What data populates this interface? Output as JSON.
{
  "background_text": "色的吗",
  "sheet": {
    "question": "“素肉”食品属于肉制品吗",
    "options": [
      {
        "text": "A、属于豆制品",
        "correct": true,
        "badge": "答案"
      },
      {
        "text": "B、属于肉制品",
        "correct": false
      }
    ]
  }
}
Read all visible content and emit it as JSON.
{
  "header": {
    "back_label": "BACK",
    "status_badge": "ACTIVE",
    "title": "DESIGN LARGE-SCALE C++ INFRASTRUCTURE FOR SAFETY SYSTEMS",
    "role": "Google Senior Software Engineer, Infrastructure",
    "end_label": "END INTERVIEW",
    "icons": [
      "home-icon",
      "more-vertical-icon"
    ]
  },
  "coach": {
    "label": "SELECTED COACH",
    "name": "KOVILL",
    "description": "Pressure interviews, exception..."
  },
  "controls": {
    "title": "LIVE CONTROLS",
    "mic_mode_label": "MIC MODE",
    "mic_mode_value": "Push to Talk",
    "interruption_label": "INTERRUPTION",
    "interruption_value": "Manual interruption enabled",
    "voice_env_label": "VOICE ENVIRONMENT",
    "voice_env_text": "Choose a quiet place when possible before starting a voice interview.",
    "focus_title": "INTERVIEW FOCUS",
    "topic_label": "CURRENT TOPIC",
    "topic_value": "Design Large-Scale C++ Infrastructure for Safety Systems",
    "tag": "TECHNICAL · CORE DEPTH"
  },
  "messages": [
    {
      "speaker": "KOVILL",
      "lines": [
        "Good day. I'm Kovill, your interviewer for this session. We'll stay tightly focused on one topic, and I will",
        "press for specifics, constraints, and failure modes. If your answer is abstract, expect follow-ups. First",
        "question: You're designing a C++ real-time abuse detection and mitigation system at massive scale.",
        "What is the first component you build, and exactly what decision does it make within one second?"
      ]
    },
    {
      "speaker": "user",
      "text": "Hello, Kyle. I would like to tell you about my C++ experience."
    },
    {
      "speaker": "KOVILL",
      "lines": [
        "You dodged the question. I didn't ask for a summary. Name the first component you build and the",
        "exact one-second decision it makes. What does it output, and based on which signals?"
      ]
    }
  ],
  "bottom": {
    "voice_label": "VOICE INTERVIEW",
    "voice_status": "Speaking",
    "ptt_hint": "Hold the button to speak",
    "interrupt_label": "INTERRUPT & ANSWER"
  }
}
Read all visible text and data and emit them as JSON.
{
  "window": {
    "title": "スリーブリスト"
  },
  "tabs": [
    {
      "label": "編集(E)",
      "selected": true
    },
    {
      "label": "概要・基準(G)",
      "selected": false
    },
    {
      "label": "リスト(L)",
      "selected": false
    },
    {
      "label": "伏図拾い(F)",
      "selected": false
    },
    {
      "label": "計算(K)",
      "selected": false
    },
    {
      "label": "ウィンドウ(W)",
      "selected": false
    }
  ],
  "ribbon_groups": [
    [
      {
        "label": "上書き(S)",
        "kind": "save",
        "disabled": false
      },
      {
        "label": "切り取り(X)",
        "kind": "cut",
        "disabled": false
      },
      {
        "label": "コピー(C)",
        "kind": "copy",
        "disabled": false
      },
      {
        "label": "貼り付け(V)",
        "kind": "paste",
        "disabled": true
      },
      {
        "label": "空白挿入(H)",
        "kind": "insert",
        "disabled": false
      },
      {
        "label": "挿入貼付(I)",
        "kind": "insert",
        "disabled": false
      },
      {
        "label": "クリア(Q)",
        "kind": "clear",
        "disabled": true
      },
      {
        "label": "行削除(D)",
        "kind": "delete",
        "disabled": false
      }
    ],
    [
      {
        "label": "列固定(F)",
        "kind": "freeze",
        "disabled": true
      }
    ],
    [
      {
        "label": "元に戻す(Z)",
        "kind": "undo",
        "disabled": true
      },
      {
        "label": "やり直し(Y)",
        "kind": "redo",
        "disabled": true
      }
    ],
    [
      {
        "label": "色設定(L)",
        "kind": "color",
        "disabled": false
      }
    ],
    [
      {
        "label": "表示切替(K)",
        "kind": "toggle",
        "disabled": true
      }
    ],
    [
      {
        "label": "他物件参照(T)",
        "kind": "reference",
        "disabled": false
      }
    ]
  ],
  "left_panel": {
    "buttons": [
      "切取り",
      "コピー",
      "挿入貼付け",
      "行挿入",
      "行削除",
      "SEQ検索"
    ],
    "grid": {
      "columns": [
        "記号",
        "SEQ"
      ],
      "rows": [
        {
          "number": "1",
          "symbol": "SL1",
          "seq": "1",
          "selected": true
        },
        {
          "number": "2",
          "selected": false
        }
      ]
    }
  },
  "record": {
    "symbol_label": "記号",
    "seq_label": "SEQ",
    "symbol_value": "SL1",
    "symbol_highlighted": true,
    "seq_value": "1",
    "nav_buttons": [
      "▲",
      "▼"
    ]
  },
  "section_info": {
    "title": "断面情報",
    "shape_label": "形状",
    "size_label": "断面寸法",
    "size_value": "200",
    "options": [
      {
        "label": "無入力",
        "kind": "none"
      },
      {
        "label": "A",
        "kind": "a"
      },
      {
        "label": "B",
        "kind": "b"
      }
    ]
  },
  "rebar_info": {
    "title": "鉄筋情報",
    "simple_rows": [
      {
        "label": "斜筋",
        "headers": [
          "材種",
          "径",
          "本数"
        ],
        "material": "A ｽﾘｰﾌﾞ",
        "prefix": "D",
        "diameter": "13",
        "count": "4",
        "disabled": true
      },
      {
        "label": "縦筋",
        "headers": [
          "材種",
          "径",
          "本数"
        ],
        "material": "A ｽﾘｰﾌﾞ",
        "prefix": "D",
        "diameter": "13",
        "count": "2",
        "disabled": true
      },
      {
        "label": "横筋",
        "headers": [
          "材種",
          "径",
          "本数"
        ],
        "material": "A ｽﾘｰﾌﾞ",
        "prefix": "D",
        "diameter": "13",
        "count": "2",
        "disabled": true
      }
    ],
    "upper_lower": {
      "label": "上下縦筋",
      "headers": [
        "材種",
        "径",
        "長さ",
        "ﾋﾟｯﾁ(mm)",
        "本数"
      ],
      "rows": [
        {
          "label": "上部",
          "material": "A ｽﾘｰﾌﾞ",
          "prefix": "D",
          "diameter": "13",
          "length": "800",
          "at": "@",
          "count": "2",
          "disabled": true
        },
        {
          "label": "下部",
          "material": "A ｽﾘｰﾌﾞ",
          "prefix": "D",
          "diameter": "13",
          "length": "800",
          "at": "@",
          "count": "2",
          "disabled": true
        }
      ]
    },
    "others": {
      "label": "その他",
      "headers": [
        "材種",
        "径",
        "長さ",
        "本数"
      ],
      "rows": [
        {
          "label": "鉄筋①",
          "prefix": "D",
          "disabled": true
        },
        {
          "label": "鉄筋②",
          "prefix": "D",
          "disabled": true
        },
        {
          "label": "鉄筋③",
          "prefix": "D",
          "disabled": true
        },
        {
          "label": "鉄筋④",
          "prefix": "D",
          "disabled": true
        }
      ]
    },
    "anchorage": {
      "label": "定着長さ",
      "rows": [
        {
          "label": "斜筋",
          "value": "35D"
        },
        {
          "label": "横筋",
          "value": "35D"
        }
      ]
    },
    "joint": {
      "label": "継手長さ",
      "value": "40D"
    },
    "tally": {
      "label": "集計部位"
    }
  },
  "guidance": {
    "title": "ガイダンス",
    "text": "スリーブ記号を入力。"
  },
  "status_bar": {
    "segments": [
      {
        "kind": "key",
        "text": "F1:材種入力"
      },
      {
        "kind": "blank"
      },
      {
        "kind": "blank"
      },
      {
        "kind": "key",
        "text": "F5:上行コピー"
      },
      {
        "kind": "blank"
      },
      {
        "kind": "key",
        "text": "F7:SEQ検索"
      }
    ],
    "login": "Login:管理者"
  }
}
========
DIRECTIVE ▸ Filter out every line that lacks the word "visible", and copy the rest.

PROBLEM SOLUTION ▸
Read all visible content and emit it as JSON.
Read all visible text and data and emit them as JSON.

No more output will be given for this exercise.